» INPUT DATA:
-*-

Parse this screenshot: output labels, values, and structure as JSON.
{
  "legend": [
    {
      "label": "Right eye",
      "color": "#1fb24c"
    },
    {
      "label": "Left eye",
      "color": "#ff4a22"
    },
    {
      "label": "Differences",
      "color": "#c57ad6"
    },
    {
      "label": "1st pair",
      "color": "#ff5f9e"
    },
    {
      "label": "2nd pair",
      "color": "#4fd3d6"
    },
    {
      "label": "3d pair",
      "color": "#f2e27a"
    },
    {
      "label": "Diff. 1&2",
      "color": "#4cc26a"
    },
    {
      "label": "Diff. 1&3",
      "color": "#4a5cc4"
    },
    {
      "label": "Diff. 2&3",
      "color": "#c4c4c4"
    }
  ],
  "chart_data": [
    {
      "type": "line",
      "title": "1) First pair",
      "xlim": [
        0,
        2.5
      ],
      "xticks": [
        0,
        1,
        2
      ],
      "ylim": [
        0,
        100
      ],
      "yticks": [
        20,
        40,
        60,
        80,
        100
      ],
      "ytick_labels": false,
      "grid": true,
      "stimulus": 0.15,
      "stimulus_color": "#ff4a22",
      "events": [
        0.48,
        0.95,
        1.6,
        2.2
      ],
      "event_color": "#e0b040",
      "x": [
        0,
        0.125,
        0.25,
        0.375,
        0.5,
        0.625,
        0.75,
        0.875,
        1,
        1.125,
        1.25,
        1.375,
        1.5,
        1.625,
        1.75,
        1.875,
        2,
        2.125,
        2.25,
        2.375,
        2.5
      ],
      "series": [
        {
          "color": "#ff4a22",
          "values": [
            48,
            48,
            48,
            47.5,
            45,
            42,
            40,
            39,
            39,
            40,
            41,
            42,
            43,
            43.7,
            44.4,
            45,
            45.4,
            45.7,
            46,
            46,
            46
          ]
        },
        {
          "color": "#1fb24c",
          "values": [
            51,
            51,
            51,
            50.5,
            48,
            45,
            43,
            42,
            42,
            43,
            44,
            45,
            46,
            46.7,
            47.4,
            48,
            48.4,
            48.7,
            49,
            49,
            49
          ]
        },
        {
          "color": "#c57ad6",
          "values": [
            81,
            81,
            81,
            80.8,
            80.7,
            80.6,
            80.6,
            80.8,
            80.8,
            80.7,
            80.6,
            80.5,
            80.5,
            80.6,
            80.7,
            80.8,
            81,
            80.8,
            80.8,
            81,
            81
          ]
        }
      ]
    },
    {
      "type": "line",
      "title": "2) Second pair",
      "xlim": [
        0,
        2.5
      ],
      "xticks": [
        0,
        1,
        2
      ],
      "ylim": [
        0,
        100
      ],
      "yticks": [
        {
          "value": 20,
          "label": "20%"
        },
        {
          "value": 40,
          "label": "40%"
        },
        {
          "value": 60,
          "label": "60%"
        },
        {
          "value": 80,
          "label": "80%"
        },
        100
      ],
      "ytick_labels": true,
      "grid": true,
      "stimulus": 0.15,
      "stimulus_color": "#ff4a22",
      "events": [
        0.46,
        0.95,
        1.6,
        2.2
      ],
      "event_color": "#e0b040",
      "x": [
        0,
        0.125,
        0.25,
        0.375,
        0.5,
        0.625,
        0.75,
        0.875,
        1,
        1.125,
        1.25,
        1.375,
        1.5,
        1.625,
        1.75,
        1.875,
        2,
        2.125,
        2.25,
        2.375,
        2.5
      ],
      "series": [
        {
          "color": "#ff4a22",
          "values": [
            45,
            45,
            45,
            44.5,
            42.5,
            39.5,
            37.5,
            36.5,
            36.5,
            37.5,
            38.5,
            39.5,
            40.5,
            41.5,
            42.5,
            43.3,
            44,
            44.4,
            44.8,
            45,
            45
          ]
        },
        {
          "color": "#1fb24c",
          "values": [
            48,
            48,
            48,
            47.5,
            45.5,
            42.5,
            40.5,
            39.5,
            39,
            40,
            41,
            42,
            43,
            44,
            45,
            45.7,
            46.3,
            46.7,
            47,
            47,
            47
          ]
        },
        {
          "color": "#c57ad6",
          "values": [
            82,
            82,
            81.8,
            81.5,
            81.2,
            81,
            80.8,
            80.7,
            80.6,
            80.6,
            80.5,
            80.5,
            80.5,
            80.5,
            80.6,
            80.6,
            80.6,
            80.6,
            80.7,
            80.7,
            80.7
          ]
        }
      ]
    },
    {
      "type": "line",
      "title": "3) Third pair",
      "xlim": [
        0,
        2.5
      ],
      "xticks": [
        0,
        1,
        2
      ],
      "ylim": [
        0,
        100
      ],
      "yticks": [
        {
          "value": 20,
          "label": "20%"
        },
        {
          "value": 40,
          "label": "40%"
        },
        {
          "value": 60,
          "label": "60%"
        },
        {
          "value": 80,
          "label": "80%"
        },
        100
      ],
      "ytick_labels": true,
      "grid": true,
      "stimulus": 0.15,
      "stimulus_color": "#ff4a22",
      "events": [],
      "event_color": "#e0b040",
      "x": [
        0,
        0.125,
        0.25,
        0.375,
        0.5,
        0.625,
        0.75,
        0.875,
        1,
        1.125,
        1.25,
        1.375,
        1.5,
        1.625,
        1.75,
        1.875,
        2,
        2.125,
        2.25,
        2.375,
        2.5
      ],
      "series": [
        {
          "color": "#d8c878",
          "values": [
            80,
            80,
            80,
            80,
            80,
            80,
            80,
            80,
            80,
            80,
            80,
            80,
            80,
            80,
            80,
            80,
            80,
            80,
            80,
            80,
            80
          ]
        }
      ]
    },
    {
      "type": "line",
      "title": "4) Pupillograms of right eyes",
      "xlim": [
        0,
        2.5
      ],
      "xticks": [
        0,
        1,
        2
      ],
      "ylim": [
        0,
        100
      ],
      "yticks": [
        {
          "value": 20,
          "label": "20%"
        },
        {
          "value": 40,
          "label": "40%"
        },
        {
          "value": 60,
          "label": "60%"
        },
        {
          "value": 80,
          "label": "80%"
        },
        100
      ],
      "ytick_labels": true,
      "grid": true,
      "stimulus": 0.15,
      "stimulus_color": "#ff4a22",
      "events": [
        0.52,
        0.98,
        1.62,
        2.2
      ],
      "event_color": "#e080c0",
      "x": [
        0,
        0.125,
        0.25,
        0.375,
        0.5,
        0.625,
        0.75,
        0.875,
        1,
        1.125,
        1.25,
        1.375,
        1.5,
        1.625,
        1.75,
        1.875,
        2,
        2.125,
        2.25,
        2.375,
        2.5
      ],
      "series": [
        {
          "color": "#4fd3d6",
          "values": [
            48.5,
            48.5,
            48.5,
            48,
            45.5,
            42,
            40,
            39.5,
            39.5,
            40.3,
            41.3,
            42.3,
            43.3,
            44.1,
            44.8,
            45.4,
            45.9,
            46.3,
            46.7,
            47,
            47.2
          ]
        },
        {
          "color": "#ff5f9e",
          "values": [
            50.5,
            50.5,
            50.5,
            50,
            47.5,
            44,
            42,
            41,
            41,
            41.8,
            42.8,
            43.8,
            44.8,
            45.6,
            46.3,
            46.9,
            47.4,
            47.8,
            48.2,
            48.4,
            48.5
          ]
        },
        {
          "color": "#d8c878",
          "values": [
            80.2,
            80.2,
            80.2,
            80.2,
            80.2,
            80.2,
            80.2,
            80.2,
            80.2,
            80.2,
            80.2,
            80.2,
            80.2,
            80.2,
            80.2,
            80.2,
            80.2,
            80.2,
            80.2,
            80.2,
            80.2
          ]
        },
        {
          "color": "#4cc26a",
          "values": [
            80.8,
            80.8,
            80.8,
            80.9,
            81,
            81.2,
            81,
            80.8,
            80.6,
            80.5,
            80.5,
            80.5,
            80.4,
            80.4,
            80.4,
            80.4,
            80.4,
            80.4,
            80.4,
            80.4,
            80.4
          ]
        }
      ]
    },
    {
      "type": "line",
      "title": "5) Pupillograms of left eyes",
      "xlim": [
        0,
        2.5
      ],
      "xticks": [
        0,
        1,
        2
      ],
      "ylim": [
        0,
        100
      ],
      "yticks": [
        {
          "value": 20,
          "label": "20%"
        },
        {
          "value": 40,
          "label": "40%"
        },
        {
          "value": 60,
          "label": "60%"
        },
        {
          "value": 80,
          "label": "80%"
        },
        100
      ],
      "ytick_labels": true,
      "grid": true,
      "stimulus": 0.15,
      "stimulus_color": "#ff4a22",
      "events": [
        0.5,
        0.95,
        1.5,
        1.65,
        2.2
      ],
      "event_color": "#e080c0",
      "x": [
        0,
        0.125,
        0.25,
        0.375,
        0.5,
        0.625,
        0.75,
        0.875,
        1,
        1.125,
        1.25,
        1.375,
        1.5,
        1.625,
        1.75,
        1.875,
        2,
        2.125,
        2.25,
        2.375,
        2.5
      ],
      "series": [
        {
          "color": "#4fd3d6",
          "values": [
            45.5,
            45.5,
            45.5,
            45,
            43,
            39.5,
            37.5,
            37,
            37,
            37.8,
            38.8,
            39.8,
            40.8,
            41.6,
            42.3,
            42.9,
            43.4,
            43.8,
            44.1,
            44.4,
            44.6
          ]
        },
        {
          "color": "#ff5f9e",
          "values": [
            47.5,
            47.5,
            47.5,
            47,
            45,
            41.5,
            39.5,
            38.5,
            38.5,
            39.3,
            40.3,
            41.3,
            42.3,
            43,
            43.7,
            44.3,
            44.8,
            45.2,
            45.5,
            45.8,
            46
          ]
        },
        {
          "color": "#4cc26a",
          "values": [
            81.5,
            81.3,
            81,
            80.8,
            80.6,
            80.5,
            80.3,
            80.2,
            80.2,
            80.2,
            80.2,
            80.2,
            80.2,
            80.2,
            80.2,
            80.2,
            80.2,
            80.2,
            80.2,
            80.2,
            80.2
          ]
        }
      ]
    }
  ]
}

-*-

Read through the entries and copy every line that includes "title".

» EXPECTED ANSWER:
      "title": "1) First pair",
      "title": "2) Second pair",
      "title": "3) Third pair",
      "title": "4) Pupillograms of right eyes",
      "title": "5) Pupillograms of left eyes",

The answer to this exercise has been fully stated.